Goal => State how many lines of the records contain the string "الأصوليين". Give the number alone.

Input material =>
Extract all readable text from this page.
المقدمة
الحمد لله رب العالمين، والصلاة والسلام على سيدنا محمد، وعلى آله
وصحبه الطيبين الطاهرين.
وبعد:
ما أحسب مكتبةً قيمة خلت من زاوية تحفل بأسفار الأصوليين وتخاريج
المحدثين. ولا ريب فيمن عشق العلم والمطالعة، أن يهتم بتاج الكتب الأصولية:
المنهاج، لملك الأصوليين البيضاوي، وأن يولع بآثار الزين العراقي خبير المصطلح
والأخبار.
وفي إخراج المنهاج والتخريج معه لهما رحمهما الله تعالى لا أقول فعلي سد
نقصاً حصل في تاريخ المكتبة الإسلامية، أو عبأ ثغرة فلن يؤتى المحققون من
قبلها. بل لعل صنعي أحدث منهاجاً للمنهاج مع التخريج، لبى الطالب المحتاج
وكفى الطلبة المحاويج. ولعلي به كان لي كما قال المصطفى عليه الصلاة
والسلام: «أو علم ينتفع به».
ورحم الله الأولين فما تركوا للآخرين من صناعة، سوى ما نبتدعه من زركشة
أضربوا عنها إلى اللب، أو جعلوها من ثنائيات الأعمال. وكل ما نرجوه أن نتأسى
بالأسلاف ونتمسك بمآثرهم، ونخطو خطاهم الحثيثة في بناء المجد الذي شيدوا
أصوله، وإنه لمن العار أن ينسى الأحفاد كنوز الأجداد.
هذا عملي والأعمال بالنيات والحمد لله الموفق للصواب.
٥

Expected output => 2